Required task>
Please copy out the material below word for word, starting with its first line and going on through the line that contains "products-row: Productos (1)".
------------------------------------
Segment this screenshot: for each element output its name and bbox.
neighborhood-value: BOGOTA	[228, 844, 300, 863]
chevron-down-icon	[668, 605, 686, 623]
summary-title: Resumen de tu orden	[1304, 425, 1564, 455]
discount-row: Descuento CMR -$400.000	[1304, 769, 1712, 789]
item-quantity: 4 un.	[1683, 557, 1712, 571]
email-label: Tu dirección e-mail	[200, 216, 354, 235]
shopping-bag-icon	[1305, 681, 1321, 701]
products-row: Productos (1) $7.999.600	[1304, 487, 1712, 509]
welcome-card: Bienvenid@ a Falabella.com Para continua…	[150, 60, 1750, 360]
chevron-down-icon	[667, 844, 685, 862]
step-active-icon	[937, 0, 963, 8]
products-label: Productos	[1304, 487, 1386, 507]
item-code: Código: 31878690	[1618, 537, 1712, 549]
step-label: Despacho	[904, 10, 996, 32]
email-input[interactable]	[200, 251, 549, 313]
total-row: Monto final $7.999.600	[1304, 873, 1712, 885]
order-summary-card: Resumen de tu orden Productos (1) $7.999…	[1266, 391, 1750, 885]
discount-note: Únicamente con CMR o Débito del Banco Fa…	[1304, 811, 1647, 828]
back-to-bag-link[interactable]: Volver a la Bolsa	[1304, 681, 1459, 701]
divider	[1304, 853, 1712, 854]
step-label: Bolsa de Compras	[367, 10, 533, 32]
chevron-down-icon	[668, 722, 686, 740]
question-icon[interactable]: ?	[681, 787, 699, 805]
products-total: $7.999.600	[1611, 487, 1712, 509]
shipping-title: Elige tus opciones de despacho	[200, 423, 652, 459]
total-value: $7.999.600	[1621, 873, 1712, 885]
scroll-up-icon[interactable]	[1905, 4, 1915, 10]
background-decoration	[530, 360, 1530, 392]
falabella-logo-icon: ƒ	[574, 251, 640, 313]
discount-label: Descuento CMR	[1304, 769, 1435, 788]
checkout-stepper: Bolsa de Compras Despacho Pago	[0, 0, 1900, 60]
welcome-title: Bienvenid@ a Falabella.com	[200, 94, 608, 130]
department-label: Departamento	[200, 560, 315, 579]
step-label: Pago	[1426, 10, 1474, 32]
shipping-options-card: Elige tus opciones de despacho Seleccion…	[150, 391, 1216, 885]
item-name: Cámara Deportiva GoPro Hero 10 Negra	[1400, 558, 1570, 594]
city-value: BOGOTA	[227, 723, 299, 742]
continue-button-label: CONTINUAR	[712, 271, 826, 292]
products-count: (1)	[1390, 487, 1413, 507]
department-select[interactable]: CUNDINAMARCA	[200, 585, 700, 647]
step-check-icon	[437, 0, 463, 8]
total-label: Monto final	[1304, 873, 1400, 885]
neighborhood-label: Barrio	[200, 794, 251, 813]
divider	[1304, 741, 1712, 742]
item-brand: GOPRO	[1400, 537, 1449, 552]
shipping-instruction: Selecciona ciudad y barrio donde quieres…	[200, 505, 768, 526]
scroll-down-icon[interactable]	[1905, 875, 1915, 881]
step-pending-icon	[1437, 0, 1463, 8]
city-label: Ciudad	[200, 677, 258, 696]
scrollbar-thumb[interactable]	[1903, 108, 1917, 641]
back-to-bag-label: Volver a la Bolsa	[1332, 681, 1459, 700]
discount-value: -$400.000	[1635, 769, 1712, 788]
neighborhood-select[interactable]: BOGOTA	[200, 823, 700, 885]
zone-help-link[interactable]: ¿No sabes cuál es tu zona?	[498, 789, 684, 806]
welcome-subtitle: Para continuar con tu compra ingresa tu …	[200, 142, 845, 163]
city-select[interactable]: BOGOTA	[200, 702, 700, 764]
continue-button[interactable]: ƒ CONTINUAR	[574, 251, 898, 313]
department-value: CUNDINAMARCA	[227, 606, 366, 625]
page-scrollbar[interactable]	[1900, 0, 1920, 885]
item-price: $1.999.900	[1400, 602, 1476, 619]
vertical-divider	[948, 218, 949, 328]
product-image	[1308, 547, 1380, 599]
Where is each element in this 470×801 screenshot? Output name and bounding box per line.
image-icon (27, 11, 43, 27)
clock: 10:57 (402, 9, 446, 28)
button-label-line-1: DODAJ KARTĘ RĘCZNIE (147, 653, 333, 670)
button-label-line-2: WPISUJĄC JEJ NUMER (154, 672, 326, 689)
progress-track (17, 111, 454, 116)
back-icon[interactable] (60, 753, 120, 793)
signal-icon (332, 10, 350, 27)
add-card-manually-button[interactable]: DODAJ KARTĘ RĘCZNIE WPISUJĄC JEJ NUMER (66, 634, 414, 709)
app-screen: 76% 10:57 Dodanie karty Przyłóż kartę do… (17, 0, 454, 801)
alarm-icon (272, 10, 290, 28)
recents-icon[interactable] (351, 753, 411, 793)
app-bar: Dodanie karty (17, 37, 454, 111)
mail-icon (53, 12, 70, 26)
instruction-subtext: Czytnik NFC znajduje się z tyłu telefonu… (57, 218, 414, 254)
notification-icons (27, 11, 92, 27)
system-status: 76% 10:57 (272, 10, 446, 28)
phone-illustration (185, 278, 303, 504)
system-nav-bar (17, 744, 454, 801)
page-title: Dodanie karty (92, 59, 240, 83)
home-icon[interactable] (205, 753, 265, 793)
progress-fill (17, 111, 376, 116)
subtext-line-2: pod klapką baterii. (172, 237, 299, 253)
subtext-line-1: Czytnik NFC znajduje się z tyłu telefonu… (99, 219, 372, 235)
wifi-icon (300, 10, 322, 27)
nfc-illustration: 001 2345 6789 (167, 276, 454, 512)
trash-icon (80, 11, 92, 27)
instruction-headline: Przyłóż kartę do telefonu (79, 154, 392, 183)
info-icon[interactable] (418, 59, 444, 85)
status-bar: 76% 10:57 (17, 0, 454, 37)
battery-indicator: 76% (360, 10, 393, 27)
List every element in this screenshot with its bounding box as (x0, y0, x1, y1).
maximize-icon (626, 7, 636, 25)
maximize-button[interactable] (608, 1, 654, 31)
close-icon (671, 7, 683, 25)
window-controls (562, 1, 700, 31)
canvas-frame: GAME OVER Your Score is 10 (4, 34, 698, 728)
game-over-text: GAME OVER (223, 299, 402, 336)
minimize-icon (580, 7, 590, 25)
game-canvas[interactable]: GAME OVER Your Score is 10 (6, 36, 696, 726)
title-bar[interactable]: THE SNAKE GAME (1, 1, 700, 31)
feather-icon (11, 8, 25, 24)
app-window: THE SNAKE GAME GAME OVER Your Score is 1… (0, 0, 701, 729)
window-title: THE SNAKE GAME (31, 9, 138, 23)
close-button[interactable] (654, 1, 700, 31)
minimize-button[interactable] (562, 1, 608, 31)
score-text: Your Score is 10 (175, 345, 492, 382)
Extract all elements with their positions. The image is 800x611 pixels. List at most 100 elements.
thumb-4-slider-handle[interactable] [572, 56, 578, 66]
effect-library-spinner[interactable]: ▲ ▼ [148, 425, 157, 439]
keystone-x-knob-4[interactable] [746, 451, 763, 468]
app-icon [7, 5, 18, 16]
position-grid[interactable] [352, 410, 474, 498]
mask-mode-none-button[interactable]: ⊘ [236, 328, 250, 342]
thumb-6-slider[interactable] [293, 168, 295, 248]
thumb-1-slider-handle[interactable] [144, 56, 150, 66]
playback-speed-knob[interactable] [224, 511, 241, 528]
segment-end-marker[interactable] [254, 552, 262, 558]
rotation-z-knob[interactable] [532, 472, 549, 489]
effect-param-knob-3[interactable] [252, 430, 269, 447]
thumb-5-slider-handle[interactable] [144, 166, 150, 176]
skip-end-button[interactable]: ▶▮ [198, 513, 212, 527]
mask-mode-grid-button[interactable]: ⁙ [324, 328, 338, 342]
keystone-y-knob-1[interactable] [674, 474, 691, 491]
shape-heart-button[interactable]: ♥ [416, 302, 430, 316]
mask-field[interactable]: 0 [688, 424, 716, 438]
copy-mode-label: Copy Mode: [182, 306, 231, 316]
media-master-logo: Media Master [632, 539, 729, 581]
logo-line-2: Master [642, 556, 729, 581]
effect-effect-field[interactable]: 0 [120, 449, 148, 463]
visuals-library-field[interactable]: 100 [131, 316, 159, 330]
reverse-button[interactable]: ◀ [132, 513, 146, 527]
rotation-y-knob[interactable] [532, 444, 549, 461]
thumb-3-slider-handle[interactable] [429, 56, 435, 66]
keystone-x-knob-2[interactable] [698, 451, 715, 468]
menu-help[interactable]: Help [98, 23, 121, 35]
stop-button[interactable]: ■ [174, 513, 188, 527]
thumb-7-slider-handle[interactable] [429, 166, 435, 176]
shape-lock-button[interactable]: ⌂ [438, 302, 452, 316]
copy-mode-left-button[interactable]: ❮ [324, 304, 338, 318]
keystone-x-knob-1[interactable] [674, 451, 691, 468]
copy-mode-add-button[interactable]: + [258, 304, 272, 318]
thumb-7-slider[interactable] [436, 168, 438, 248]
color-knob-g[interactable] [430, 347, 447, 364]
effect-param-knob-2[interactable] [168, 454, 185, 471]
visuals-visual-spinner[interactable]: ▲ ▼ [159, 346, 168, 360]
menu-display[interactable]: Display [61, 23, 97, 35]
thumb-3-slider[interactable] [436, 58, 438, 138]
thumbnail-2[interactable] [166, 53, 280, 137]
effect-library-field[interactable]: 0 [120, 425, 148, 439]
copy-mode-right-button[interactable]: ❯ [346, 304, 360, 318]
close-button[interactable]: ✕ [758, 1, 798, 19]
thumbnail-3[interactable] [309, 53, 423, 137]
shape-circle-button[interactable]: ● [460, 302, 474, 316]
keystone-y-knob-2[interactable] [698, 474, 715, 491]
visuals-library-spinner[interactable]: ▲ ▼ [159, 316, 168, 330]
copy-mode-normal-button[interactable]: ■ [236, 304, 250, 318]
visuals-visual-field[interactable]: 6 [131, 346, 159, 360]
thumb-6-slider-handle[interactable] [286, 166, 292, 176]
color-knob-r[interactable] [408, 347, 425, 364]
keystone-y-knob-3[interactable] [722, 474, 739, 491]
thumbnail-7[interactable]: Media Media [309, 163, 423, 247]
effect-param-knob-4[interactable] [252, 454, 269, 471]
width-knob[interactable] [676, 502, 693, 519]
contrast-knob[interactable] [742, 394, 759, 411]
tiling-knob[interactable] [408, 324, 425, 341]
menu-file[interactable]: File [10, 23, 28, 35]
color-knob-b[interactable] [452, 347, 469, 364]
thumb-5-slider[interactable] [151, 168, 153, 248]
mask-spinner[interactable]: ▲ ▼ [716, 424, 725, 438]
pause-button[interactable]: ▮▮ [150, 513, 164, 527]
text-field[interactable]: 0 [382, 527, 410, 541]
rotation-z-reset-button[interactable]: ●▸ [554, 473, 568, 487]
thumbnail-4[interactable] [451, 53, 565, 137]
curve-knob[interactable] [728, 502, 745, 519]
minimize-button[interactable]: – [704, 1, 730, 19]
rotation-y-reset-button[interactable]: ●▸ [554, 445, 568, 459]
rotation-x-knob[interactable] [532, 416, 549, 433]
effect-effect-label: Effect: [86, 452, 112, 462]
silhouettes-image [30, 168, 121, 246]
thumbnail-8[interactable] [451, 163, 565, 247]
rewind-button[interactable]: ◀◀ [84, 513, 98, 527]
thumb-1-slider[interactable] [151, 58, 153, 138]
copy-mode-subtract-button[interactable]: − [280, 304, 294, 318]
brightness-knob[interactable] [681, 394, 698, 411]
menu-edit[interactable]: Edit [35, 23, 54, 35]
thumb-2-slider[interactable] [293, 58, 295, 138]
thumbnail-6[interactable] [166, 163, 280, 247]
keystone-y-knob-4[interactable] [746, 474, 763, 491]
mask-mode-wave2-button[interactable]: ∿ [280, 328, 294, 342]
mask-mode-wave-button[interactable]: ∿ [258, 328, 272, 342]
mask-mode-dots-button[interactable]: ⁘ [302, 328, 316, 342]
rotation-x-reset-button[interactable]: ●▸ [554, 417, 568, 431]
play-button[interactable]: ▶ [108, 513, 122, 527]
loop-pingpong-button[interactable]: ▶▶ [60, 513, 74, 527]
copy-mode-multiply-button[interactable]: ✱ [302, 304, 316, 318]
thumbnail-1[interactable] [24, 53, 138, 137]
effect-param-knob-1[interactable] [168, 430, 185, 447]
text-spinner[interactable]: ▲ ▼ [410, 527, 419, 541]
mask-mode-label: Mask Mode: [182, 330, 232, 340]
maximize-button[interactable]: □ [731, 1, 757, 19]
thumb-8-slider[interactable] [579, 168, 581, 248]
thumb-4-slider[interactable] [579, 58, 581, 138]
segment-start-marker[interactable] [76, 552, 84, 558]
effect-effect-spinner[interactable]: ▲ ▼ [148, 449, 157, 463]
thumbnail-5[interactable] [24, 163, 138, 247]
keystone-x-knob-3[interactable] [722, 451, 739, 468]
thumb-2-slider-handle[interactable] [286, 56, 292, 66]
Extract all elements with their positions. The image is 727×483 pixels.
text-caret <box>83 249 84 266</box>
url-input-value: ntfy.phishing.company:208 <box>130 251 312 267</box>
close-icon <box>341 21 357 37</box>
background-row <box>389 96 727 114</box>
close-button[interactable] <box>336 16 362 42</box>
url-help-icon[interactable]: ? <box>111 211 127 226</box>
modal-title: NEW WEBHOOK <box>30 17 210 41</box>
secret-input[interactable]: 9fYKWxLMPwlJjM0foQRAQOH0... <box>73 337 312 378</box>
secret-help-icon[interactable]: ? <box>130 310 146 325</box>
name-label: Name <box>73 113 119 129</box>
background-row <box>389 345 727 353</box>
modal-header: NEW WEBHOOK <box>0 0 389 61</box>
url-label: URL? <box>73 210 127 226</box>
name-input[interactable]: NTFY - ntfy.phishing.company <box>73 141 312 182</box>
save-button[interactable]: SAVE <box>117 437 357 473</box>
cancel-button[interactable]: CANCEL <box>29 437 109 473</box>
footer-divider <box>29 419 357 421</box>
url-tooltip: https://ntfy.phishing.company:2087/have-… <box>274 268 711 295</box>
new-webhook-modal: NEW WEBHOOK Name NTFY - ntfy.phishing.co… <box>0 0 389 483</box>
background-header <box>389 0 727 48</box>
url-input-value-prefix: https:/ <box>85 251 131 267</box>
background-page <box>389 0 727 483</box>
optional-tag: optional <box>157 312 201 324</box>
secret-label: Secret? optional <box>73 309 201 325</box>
------------------------------------
Written answer>
Segment this screenshot: for each element output its name and bbox.
neighborhood-value: BOGOTA	[228, 844, 300, 863]
chevron-down-icon	[668, 605, 686, 623]
summary-title: Resumen de tu orden	[1304, 425, 1564, 455]
discount-row: Descuento CMR -$400.000	[1304, 769, 1712, 789]
item-quantity: 4 un.	[1683, 557, 1712, 571]
email-label: Tu dirección e-mail	[200, 216, 354, 235]
shopping-bag-icon	[1305, 681, 1321, 701]
products-row: Productos (1) $7.999.600	[1304, 487, 1712, 509]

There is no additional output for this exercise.